**Listed entries**.
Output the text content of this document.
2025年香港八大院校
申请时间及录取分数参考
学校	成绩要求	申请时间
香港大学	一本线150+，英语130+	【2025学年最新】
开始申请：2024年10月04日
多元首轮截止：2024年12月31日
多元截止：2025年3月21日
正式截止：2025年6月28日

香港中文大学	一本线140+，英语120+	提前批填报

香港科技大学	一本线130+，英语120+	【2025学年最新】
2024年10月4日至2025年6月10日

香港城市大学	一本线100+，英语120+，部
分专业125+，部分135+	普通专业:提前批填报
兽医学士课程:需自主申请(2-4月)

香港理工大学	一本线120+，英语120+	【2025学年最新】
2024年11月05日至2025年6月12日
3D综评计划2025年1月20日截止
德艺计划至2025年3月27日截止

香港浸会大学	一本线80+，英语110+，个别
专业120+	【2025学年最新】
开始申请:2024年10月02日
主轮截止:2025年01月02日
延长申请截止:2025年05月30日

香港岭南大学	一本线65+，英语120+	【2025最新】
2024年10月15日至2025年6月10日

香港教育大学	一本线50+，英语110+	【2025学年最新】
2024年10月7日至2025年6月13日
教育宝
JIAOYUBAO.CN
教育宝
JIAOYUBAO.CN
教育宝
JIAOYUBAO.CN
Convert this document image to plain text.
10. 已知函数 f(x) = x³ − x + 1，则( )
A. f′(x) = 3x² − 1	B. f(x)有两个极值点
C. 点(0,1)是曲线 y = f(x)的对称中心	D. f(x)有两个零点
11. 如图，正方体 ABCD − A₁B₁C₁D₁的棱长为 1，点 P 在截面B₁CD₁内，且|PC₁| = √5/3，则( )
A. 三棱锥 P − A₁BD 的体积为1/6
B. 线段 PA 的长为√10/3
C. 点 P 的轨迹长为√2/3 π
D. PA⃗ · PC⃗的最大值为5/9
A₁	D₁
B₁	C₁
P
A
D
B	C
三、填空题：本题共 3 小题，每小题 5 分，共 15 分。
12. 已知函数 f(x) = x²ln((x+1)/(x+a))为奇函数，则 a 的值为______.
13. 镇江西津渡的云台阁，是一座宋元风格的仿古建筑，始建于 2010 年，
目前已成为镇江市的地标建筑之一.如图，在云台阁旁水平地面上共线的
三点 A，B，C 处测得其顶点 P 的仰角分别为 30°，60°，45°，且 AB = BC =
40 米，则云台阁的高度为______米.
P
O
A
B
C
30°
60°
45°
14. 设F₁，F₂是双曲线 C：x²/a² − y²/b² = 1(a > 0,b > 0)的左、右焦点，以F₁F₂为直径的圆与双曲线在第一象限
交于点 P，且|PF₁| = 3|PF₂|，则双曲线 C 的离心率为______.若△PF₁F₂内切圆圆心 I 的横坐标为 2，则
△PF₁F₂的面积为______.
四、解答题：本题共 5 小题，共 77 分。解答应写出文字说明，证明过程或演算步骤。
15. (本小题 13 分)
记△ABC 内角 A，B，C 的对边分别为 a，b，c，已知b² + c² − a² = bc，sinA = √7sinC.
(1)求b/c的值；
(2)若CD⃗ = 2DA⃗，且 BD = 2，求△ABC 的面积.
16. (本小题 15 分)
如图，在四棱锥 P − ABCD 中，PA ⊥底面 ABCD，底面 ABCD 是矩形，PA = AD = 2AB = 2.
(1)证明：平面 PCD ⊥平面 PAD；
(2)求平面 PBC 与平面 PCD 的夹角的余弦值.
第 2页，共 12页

**The problem**.
Write out, word for word, every line from the one containing "Convert this document image to plain text." through the last line of the records above.

**Answer to the exercise**.
Convert this document image to plain text.
10. 已知函数 f(x) = x³ − x + 1，则( )
A. f′(x) = 3x² − 1	B. f(x)有两个极值点
C. 点(0,1)是曲线 y = f(x)的对称中心	D. f(x)有两个零点
11. 如图，正方体 ABCD − A₁B₁C₁D₁的棱长为 1，点 P 在截面B₁CD₁内，且|PC₁| = √5/3，则( )
A. 三棱锥 P − A₁BD 的体积为1/6
B. 线段 PA 的长为√10/3
C. 点 P 的轨迹长为√2/3 π
D. PA⃗ · PC⃗的最大值为5/9
A₁	D₁
B₁	C₁
P
A
D
B	C
三、填空题：本题共 3 小题，每小题 5 分，共 15 分。
12. 已知函数 f(x) = x²ln((x+1)/(x+a))为奇函数，则 a 的值为______.
13. 镇江西津渡的云台阁，是一座宋元风格的仿古建筑，始建于 2010 年，
目前已成为镇江市的地标建筑之一.如图，在云台阁旁水平地面上共线的
三点 A，B，C 处测得其顶点 P 的仰角分别为 30°，60°，45°，且 AB = BC =
40 米，则云台阁的高度为______米.
P
O
A
B
C
30°
60°
45°
14. 设F₁，F₂是双曲线 C：x²/a² − y²/b² = 1(a > 0,b > 0)的左、右焦点，以F₁F₂为直径的圆与双曲线在第一象限
交于点 P，且|PF₁| = 3|PF₂|，则双曲线 C 的离心率为______.若△PF₁F₂内切圆圆心 I 的横坐标为 2，则
△PF₁F₂的面积为______.
四、解答题：本题共 5 小题，共 77 分。解答应写出文字说明，证明过程或演算步骤。
15. (本小题 13 分)
记△ABC 内角 A，B，C 的对边分别为 a，b，c，已知b² + c² − a² = bc，sinA = √7sinC.
(1)求b/c的值；
(2)若CD⃗ = 2DA⃗，且 BD = 2，求△ABC 的面积.
16. (本小题 15 分)
如图，在四棱锥 P − ABCD 中，PA ⊥底面 ABCD，底面 ABCD 是矩形，PA = AD = 2AB = 2.
(1)证明：平面 PCD ⊥平面 PAD；
(2)求平面 PBC 与平面 PCD 的夹角的余弦值.
第 2页，共 12页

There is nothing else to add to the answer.